▶ _Extracted material_
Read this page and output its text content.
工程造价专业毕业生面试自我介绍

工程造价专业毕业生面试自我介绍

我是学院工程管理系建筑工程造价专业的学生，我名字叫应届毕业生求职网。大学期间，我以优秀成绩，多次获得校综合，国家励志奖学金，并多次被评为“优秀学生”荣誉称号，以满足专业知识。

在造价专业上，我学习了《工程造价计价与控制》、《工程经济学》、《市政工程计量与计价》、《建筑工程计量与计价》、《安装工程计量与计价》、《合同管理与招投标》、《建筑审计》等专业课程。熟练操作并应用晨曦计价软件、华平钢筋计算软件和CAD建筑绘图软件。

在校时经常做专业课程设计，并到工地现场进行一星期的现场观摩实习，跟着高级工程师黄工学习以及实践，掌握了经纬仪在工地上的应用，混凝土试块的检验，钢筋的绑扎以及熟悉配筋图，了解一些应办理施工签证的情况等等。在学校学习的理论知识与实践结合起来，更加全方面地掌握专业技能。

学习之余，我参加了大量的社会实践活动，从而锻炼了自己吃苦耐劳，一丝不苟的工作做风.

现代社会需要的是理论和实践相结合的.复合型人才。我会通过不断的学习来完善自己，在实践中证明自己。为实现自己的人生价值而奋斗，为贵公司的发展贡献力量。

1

▶ _What you should do_
Repeat every line of the data, exactly and in full.

▶ _Answer to this task_
Read this page and output its text content.
工程造价专业毕业生面试自我介绍

工程造价专业毕业生面试自我介绍

我是学院工程管理系建筑工程造价专业的学生，我名字叫应届毕业生求职网。大学期间，我以优秀成绩，多次获得校综合，国家励志奖学金，并多次被评为“优秀学生”荣誉称号，以满足专业知识。

在造价专业上，我学习了《工程造价计价与控制》、《工程经济学》、《市政工程计量与计价》、《建筑工程计量与计价》、《安装工程计量与计价》、《合同管理与招投标》、《建筑审计》等专业课程。熟练操作并应用晨曦计价软件、华平钢筋计算软件和CAD建筑绘图软件。

在校时经常做专业课程设计，并到工地现场进行一星期的现场观摩实习，跟着高级工程师黄工学习以及实践，掌握了经纬仪在工地上的应用，混凝土试块的检验，钢筋的绑扎以及熟悉配筋图，了解一些应办理施工签证的情况等等。在学校学习的理论知识与实践结合起来，更加全方面地掌握专业技能。

学习之余，我参加了大量的社会实践活动，从而锻炼了自己吃苦耐劳，一丝不苟的工作做风.

现代社会需要的是理论和实践相结合的.复合型人才。我会通过不断的学习来完善自己，在实践中证明自己。为实现自己的人生价值而奋斗，为贵公司的发展贡献力量。

1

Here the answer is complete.